- [Exercise description]
All of the listing below must be repeated word for word. Pictures are the only thing to omit.
-- BEGIN Record excerpts --
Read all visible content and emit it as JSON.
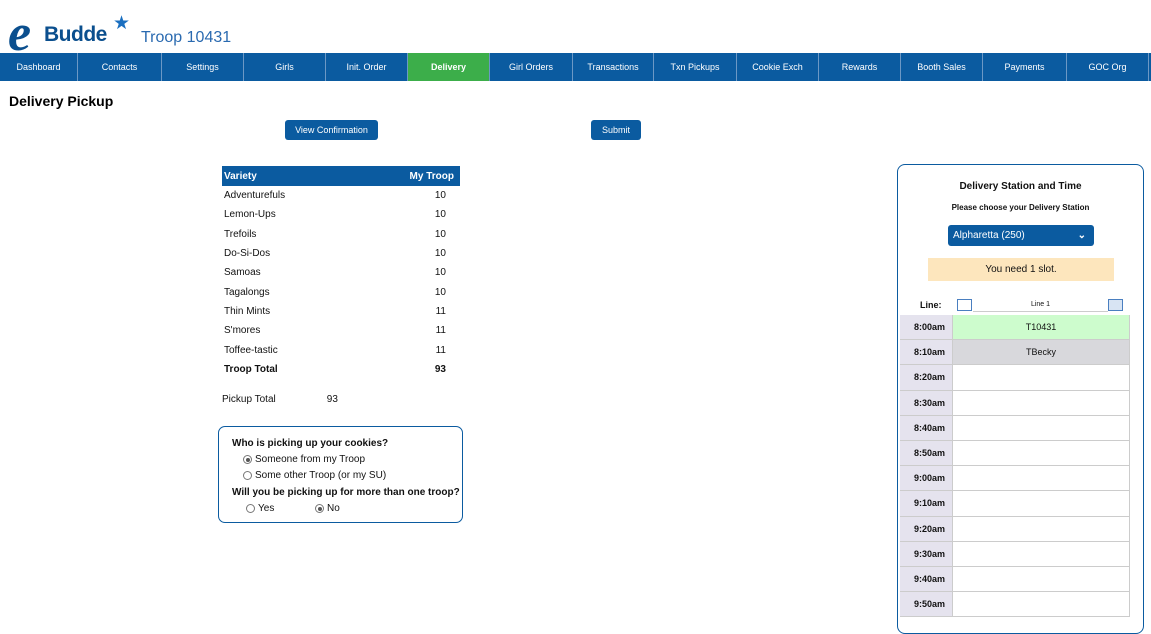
{
  "header": {
    "logo_e": "e",
    "logo_text": "Budde",
    "logo_star": "★",
    "troop": "Troop 10431"
  },
  "nav": [
    {
      "label": "Dashboard",
      "active": false
    },
    {
      "label": "Contacts",
      "active": false
    },
    {
      "label": "Settings",
      "active": false
    },
    {
      "label": "Girls",
      "active": false
    },
    {
      "label": "Init. Order",
      "active": false
    },
    {
      "label": "Delivery",
      "active": true
    },
    {
      "label": "Girl Orders",
      "active": false
    },
    {
      "label": "Transactions",
      "active": false
    },
    {
      "label": "Txn Pickups",
      "active": false
    },
    {
      "label": "Cookie Exch",
      "active": false
    },
    {
      "label": "Rewards",
      "active": false
    },
    {
      "label": "Booth Sales",
      "active": false
    },
    {
      "label": "Payments",
      "active": false
    },
    {
      "label": "GOC Org",
      "active": false
    }
  ],
  "page": {
    "title": "Delivery Pickup",
    "view_confirmation": "View Confirmation",
    "submit": "Submit"
  },
  "variety_table": {
    "headers": [
      "Variety",
      "My Troop"
    ],
    "rows": [
      {
        "name": "Adventurefuls",
        "qty": "10"
      },
      {
        "name": "Lemon-Ups",
        "qty": "10"
      },
      {
        "name": "Trefoils",
        "qty": "10"
      },
      {
        "name": "Do-Si-Dos",
        "qty": "10"
      },
      {
        "name": "Samoas",
        "qty": "10"
      },
      {
        "name": "Tagalongs",
        "qty": "10"
      },
      {
        "name": "Thin Mints",
        "qty": "11"
      },
      {
        "name": "S'mores",
        "qty": "11"
      },
      {
        "name": "Toffee-tastic",
        "qty": "11"
      }
    ],
    "total_label": "Troop Total",
    "total": "93",
    "pickup_label": "Pickup Total",
    "pickup_total": "93"
  },
  "pickup": {
    "question1": "Who is picking up your cookies?",
    "opt_own": "Someone from my Troop",
    "opt_other": "Some other Troop (or my SU)",
    "question2": "Will you be picking up for more than one troop?",
    "opt_yes": "Yes",
    "opt_no": "No",
    "selected_who": "Someone from my Troop",
    "selected_multi": "No"
  },
  "delivery": {
    "title": "Delivery Station and Time",
    "subtitle": "Please choose your Delivery Station",
    "station": "Alpharetta (250)",
    "need_slot": "You need 1 slot.",
    "line_label": "Line:",
    "line_name": "Line 1",
    "slots": [
      {
        "time": "8:00am",
        "value": "T10431",
        "status": "mine"
      },
      {
        "time": "8:10am",
        "value": "TBecky",
        "status": "taken"
      },
      {
        "time": "8:20am",
        "value": "",
        "status": "open"
      },
      {
        "time": "8:30am",
        "value": "",
        "status": "open"
      },
      {
        "time": "8:40am",
        "value": "",
        "status": "open"
      },
      {
        "time": "8:50am",
        "value": "",
        "status": "open"
      },
      {
        "time": "9:00am",
        "value": "",
        "status": "open"
      },
      {
        "time": "9:10am",
        "value": "",
        "status": "open"
      },
      {
        "time": "9:20am",
        "value": "",
        "status": "open"
      },
      {
        "time": "9:30am",
        "value": "",
        "status": "open"
      },
      {
        "time": "9:40am",
        "value": "",
        "status": "open"
      },
      {
        "time": "9:50am",
        "value": "",
        "status": "open"
      }
    ]
  },
  "colors": {
    "brand_blue": "#0b5ba0",
    "active_green": "#3cae4a",
    "own_slot": "#cdfccd",
    "notice": "#fde6bd"
  }
}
-- END Record excerpts --
- [Written answer]
Read all visible content and emit it as JSON.
{
  "header": {
    "logo_e": "e",
    "logo_text": "Budde",
    "logo_star": "★",
    "troop": "Troop 10431"
  },
  "nav": [
    {
      "label": "Dashboard",
      "active": false
    },
    {
      "label": "Contacts",
      "active": false
    },
    {
      "label": "Settings",
      "active": false
    },
    {
      "label": "Girls",
      "active": false
    },
    {
      "label": "Init. Order",
      "active": false
    },
    {
      "label": "Delivery",
      "active": true
    },
    {
      "label": "Girl Orders",
      "active": false
    },
    {
      "label": "Transactions",
      "active": false
    },
    {
      "label": "Txn Pickups",
      "active": false
    },
    {
      "label": "Cookie Exch",
      "active": false
    },
    {
      "label": "Rewards",
      "active": false
    },
    {
      "label": "Booth Sales",
      "active": false
    },
    {
      "label": "Payments",
      "active": false
    },
    {
      "label": "GOC Org",
      "active": false
    }
  ],
  "page": {
    "title": "Delivery Pickup",
    "view_confirmation": "View Confirmation",
    "submit": "Submit"
  },
  "variety_table": {
    "headers": [
      "Variety",
      "My Troop"
    ],
    "rows": [
      {
        "name": "Adventurefuls",
        "qty": "10"
      },
      {
        "name": "Lemon-Ups",
        "qty": "10"
      },
      {
        "name": "Trefoils",
        "qty": "10"
      },
      {
        "name": "Do-Si-Dos",
        "qty": "10"
      },
      {
        "name": "Samoas",
        "qty": "10"
      },
      {
        "name": "Tagalongs",
        "qty": "10"
      },
      {
        "name": "Thin Mints",
        "qty": "11"
      },
      {
        "name": "S'mores",
        "qty": "11"
      },
      {
        "name": "Toffee-tastic",
        "qty": "11"
      }
    ],
    "total_label": "Troop Total",
    "total": "93",
    "pickup_label": "Pickup Total",
    "pickup_total": "93"
  },
  "pickup": {
    "question1": "Who is picking up your cookies?",
    "opt_own": "Someone from my Troop",
    "opt_other": "Some other Troop (or my SU)",
    "question2": "Will you be picking up for more than one troop?",
    "opt_yes": "Yes",
    "opt_no": "No",
    "selected_who": "Someone from my Troop",
    "selected_multi": "No"
  },
  "delivery": {
    "title": "Delivery Station and Time",
    "subtitle": "Please choose your Delivery Station",
    "station": "Alpharetta (250)",
    "need_slot": "You need 1 slot.",
    "line_label": "Line:",
    "line_name": "Line 1",
    "slots": [
      {
        "time": "8:00am",
        "value": "T10431",
        "status": "mine"
      },
      {
        "time": "8:10am",
        "value": "TBecky",
        "status": "taken"
      },
      {
        "time": "8:20am",
        "value": "",
        "status": "open"
      },
      {
        "time": "8:30am",
        "value": "",
        "status": "open"
      },
      {
        "time": "8:40am",
        "value": "",
        "status": "open"
      },
      {
        "time": "8:50am",
        "value": "",
        "status": "open"
      },
      {
        "time": "9:00am",
        "value": "",
        "status": "open"
      },
      {
        "time": "9:10am",
        "value": "",
        "status": "open"
      },
      {
        "time": "9:20am",
        "value": "",
        "status": "open"
      },
      {
        "time": "9:30am",
        "value": "",
        "status": "open"
      },
      {
        "time": "9:40am",
        "value": "",
        "status": "open"
      },
      {
        "time": "9:50am",
        "value": "",
        "status": "open"
      }
    ]
  },
  "colors": {
    "brand_blue": "#0b5ba0",
    "active_green": "#3cae4a",
    "own_slot": "#cdfccd",
    "notice": "#fde6bd"
  }
}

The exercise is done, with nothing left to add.